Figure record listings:
++++++++++

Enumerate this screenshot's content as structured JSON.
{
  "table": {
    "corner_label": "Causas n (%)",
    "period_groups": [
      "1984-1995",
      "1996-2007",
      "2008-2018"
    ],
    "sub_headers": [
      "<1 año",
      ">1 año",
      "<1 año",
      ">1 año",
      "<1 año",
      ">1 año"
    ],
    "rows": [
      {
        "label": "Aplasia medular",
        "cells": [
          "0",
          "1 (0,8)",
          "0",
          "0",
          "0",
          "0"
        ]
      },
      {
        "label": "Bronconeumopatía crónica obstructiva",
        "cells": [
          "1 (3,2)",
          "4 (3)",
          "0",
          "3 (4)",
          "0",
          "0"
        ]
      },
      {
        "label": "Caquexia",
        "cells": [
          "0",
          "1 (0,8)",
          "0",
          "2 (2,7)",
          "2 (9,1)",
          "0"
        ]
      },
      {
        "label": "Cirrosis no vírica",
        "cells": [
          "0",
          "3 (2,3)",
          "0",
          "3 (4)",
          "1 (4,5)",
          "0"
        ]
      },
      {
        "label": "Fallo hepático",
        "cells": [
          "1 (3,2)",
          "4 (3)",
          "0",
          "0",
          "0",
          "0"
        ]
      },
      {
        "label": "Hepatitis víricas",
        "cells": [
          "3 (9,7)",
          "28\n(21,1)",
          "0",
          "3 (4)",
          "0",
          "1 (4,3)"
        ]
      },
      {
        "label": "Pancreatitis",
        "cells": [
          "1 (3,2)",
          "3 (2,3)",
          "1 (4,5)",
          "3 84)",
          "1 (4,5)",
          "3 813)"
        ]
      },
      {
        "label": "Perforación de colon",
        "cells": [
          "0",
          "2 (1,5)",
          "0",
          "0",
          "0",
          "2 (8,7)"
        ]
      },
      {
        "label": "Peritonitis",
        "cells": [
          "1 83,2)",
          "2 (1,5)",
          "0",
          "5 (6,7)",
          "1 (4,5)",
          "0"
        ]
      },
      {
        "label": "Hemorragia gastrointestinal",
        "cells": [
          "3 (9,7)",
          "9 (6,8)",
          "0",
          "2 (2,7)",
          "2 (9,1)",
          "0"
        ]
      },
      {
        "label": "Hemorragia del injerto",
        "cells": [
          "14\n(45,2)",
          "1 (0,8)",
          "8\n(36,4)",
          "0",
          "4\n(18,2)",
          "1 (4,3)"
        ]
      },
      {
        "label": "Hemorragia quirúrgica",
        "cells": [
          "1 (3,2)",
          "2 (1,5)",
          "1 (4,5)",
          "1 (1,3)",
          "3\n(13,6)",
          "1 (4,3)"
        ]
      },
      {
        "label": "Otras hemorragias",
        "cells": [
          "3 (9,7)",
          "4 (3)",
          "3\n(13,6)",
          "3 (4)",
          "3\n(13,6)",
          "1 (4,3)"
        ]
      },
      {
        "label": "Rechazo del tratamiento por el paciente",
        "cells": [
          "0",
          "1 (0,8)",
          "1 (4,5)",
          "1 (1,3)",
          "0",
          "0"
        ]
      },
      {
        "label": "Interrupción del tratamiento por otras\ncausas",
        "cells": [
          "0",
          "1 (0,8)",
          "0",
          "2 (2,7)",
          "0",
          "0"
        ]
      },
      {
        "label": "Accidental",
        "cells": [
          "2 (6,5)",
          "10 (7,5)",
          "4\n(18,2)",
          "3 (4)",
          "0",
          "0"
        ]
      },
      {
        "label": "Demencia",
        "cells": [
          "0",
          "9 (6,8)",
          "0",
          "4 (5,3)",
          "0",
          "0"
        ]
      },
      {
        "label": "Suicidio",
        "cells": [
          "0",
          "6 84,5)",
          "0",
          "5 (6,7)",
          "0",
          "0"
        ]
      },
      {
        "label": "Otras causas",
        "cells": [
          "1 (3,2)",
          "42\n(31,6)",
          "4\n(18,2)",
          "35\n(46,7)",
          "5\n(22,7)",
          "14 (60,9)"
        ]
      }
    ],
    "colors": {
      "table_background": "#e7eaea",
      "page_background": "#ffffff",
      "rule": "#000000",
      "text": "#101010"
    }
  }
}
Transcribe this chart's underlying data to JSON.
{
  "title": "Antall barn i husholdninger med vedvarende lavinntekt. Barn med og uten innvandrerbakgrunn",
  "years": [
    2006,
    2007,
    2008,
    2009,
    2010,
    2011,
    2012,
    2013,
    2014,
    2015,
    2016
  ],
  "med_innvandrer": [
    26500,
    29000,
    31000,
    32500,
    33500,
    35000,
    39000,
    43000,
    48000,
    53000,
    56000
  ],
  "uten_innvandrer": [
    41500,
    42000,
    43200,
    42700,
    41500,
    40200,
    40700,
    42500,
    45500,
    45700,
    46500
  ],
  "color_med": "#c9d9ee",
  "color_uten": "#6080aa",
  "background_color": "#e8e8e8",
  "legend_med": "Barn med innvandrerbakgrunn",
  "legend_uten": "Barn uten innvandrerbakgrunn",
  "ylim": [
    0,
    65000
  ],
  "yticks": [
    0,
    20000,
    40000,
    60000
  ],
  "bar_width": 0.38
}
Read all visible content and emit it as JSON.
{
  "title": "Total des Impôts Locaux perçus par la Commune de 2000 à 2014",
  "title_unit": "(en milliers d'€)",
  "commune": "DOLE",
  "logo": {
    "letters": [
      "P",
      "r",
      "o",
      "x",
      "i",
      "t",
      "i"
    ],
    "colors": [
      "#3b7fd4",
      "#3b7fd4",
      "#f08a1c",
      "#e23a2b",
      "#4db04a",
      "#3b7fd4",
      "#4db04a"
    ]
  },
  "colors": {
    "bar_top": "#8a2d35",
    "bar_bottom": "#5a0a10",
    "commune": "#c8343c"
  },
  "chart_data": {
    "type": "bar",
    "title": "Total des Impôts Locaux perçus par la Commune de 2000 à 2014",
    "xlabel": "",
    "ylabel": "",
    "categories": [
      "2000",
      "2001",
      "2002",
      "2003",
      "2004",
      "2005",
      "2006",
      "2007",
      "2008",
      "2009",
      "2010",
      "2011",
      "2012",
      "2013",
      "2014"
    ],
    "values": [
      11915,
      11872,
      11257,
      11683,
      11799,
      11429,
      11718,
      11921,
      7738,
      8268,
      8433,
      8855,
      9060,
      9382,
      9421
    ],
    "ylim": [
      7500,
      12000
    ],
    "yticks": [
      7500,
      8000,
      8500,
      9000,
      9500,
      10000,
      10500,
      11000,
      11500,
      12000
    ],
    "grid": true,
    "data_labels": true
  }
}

++++++++++

Aim of the exercise: Select, from the listing, all lines that include the word "JSON".

Reply to the exercise:
Enumerate this screenshot's content as structured JSON.
Transcribe this chart's underlying data to JSON.
Read all visible content and emit it as JSON.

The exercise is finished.